**Exercise description:** Each line below should be retyped exactly, with no pictures.

____

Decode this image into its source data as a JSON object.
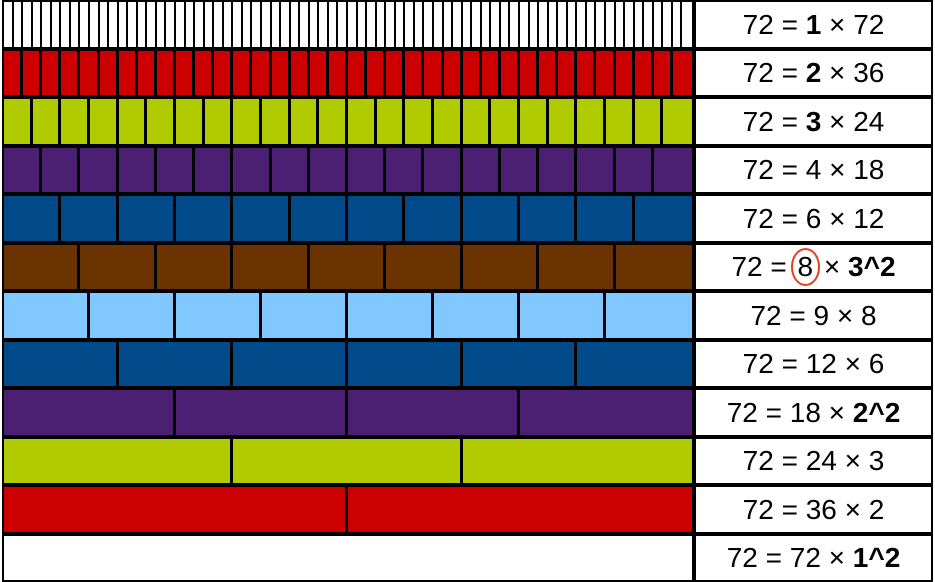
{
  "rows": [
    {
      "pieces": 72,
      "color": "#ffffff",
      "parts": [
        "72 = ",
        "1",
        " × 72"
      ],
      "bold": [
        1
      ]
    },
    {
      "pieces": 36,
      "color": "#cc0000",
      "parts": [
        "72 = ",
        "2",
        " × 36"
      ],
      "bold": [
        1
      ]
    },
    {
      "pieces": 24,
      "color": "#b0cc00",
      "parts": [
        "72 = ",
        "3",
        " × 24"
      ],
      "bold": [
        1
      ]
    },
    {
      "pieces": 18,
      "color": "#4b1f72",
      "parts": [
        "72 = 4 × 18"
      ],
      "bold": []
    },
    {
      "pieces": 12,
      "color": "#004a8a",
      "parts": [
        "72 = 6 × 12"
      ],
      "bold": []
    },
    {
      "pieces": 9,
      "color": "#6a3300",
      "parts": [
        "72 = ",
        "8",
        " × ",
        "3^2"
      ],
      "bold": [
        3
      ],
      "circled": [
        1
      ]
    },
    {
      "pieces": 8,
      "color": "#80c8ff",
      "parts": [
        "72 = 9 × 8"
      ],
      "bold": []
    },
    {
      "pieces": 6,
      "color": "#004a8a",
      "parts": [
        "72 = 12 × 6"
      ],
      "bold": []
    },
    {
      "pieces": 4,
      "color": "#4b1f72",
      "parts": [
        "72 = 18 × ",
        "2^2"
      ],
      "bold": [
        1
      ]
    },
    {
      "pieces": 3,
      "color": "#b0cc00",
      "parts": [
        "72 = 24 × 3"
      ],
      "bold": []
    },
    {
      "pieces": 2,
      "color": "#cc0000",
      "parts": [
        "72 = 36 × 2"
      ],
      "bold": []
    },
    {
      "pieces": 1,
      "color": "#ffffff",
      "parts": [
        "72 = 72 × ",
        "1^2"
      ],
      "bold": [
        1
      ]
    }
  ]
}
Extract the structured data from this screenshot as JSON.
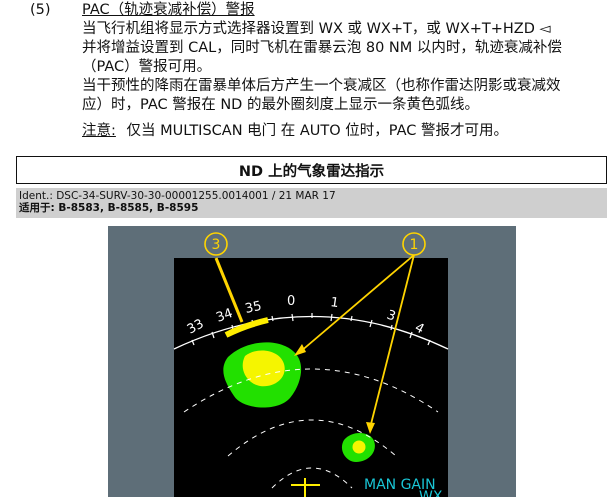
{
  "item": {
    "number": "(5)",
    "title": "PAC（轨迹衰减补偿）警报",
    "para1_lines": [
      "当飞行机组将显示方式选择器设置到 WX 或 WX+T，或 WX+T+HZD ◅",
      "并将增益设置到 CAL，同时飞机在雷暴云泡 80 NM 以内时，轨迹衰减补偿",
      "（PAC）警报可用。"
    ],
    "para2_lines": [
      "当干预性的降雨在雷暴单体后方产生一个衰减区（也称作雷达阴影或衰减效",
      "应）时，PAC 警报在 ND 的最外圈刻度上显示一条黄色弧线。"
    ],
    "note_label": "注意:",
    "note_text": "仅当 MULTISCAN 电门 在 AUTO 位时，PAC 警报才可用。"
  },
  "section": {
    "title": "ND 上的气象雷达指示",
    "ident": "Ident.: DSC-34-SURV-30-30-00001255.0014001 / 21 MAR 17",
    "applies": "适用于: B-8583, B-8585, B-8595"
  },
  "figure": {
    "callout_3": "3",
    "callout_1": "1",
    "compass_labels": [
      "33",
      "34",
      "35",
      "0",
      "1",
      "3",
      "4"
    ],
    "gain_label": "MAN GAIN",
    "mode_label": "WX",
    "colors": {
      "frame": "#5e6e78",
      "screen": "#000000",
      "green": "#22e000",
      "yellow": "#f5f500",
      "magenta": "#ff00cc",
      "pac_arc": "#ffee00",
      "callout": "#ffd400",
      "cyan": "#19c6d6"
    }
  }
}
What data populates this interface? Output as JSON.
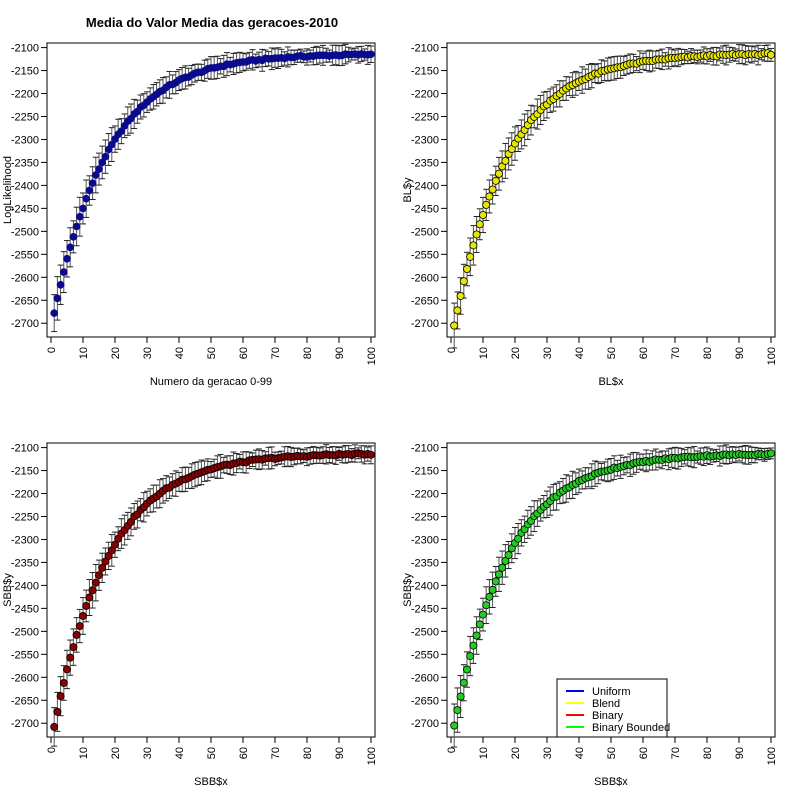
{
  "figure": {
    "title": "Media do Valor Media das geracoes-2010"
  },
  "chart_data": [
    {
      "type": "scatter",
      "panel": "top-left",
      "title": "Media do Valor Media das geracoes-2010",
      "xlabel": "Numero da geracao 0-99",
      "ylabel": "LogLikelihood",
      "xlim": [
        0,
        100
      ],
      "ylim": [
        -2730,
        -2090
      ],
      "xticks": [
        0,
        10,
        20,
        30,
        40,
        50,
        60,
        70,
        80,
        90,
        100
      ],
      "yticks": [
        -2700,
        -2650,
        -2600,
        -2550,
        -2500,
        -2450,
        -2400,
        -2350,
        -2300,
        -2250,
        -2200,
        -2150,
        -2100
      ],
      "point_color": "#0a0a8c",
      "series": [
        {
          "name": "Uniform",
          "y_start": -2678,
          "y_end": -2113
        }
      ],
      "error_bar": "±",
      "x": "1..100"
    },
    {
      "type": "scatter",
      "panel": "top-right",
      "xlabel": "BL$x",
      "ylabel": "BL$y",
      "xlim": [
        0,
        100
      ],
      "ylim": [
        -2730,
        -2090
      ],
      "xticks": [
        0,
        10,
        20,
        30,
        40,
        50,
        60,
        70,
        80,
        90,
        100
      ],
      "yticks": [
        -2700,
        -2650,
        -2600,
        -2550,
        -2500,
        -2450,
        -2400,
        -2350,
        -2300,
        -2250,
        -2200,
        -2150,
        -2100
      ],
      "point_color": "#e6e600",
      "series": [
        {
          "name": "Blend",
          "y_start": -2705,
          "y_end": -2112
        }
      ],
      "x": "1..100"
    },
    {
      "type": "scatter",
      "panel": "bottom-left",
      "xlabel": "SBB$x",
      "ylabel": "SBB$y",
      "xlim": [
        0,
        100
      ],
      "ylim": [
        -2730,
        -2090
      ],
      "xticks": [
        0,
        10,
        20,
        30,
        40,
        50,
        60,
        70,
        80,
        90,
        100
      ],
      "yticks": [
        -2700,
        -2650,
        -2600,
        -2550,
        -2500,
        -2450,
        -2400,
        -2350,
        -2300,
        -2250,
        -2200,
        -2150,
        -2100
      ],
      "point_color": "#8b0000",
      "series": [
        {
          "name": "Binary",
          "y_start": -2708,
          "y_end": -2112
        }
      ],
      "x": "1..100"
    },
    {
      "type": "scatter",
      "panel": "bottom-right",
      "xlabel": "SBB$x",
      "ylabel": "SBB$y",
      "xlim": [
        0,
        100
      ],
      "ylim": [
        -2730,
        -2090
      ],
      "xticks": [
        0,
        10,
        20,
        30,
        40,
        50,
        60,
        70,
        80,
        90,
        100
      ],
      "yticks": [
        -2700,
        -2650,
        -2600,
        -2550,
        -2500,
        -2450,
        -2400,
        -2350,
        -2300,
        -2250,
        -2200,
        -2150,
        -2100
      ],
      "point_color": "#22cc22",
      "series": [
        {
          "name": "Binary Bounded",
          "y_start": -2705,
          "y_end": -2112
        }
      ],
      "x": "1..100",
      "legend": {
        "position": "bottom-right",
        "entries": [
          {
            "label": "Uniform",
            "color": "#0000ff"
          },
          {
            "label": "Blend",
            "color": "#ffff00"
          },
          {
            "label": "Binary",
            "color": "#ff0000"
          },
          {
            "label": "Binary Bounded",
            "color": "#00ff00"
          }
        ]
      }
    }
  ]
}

____

**Answer to the exercise:**
Decode this image into its source data as a JSON object.
{
  "rows": [
    {
      "pieces": 72,
      "color": "#ffffff",
      "parts": [
        "72 = ",
        "1",
        " × 72"
      ],
      "bold": [
        1
      ]
    },
    {
      "pieces": 36,
      "color": "#cc0000",
      "parts": [
        "72 = ",
        "2",
        " × 36"
      ],
      "bold": [
        1
      ]
    },
    {
      "pieces": 24,
      "color": "#b0cc00",
      "parts": [
        "72 = ",
        "3",
        " × 24"
      ],
      "bold": [
        1
      ]
    },
    {
      "pieces": 18,
      "color": "#4b1f72",
      "parts": [
        "72 = 4 × 18"
      ],
      "bold": []
    },
    {
      "pieces": 12,
      "color": "#004a8a",
      "parts": [
        "72 = 6 × 12"
      ],
      "bold": []
    },
    {
      "pieces": 9,
      "color": "#6a3300",
      "parts": [
        "72 = ",
        "8",
        " × ",
        "3^2"
      ],
      "bold": [
        3
      ],
      "circled": [
        1
      ]
    },
    {
      "pieces": 8,
      "color": "#80c8ff",
      "parts": [
        "72 = 9 × 8"
      ],
      "bold": []
    },
    {
      "pieces": 6,
      "color": "#004a8a",
      "parts": [
        "72 = 12 × 6"
      ],
      "bold": []
    },
    {
      "pieces": 4,
      "color": "#4b1f72",
      "parts": [
        "72 = 18 × ",
        "2^2"
      ],
      "bold": [
        1
      ]
    },
    {
      "pieces": 3,
      "color": "#b0cc00",
      "parts": [
        "72 = 24 × 3"
      ],
      "bold": []
    },
    {
      "pieces": 2,
      "color": "#cc0000",
      "parts": [
        "72 = 36 × 2"
      ],
      "bold": []
    },
    {
      "pieces": 1,
      "color": "#ffffff",
      "parts": [
        "72 = 72 × ",
        "1^2"
      ],
      "bold": [
        1
      ]
    }
  ]
}
Extract the structured data from this screenshot as JSON.
{
  "item": {
    "number": "(5)",
    "title": "PAC（轨迹衰减补偿）警报",
    "para1_lines": [
      "当飞行机组将显示方式选择器设置到 WX 或 WX+T，或 WX+T+HZD ◅",
      "并将增益设置到 CAL，同时飞机在雷暴云泡 80 NM 以内时，轨迹衰减补偿",
      "（PAC）警报可用。"
    ],
    "para2_lines": [
      "当干预性的降雨在雷暴单体后方产生一个衰减区（也称作雷达阴影或衰减效",
      "应）时，PAC 警报在 ND 的最外圈刻度上显示一条黄色弧线。"
    ],
    "note_label": "注意:",
    "note_text": "仅当 MULTISCAN 电门 在 AUTO 位时，PAC 警报才可用。"
  },
  "section": {
    "title": "ND 上的气象雷达指示",
    "ident": "Ident.: DSC-34-SURV-30-30-00001255.0014001 / 21 MAR 17",
    "applies": "适用于: B-8583, B-8585, B-8595"
  },
  "figure": {
    "callout_3": "3",
    "callout_1": "1",
    "compass_labels": [
      "33",
      "34",
      "35",
      "0",
      "1",
      "3",
      "4"
    ],
    "gain_label": "MAN GAIN",
    "mode_label": "WX",
    "colors": {
      "frame": "#5e6e78",
      "screen": "#000000",
      "green": "#22e000",
      "yellow": "#f5f500",
      "magenta": "#ff00cc",
      "pac_arc": "#ffee00",
      "callout": "#ffd400",
      "cyan": "#19c6d6"
    }
  }
}
What data populates this interface? Output as JSON.
{
  "figure": {
    "title": "Media do Valor Media das geracoes-2010"
  },
  "chart_data": [
    {
      "type": "scatter",
      "panel": "top-left",
      "title": "Media do Valor Media das geracoes-2010",
      "xlabel": "Numero da geracao 0-99",
      "ylabel": "LogLikelihood",
      "xlim": [
        0,
        100
      ],
      "ylim": [
        -2730,
        -2090
      ],
      "xticks": [
        0,
        10,
        20,
        30,
        40,
        50,
        60,
        70,
        80,
        90,
        100
      ],
      "yticks": [
        -2700,
        -2650,
        -2600,
        -2550,
        -2500,
        -2450,
        -2400,
        -2350,
        -2300,
        -2250,
        -2200,
        -2150,
        -2100
      ],
      "point_color": "#0a0a8c",
      "series": [
        {
          "name": "Uniform",
          "y_start": -2678,
          "y_end": -2113
        }
      ],
      "error_bar": "±",
      "x": "1..100"
    },
    {
      "type": "scatter",
      "panel": "top-right",
      "xlabel": "BL$x",
      "ylabel": "BL$y",
      "xlim": [
        0,
        100
      ],
      "ylim": [
        -2730,
        -2090
      ],
      "xticks": [
        0,
        10,
        20,
        30,
        40,
        50,
        60,
        70,
        80,
        90,
        100
      ],
      "yticks": [
        -2700,
        -2650,
        -2600,
        -2550,
        -2500,
        -2450,
        -2400,
        -2350,
        -2300,
        -2250,
        -2200,
        -2150,
        -2100
      ],
      "point_color": "#e6e600",
      "series": [
        {
          "name": "Blend",
          "y_start": -2705,
          "y_end": -2112
        }
      ],
      "x": "1..100"
    },
    {
      "type": "scatter",
      "panel": "bottom-left",
      "xlabel": "SBB$x",
      "ylabel": "SBB$y",
      "xlim": [
        0,
        100
      ],
      "ylim": [
        -2730,
        -2090
      ],
      "xticks": [
        0,
        10,
        20,
        30,
        40,
        50,
        60,
        70,
        80,
        90,
        100
      ],
      "yticks": [
        -2700,
        -2650,
        -2600,
        -2550,
        -2500,
        -2450,
        -2400,
        -2350,
        -2300,
        -2250,
        -2200,
        -2150,
        -2100
      ],
      "point_color": "#8b0000",
      "series": [
        {
          "name": "Binary",
          "y_start": -2708,
          "y_end": -2112
        }
      ],
      "x": "1..100"
    },
    {
      "type": "scatter",
      "panel": "bottom-right",
      "xlabel": "SBB$x",
      "ylabel": "SBB$y",
      "xlim": [
        0,
        100
      ],
      "ylim": [
        -2730,
        -2090
      ],
      "xticks": [
        0,
        10,
        20,
        30,
        40,
        50,
        60,
        70,
        80,
        90,
        100
      ],
      "yticks": [
        -2700,
        -2650,
        -2600,
        -2550,
        -2500,
        -2450,
        -2400,
        -2350,
        -2300,
        -2250,
        -2200,
        -2150,
        -2100
      ],
      "point_color": "#22cc22",
      "series": [
        {
          "name": "Binary Bounded",
          "y_start": -2705,
          "y_end": -2112
        }
      ],
      "x": "1..100",
      "legend": {
        "position": "bottom-right",
        "entries": [
          {
            "label": "Uniform",
            "color": "#0000ff"
          },
          {
            "label": "Blend",
            "color": "#ffff00"
          },
          {
            "label": "Binary",
            "color": "#ff0000"
          },
          {
            "label": "Binary Bounded",
            "color": "#00ff00"
          }
        ]
      }
    }
  ]
}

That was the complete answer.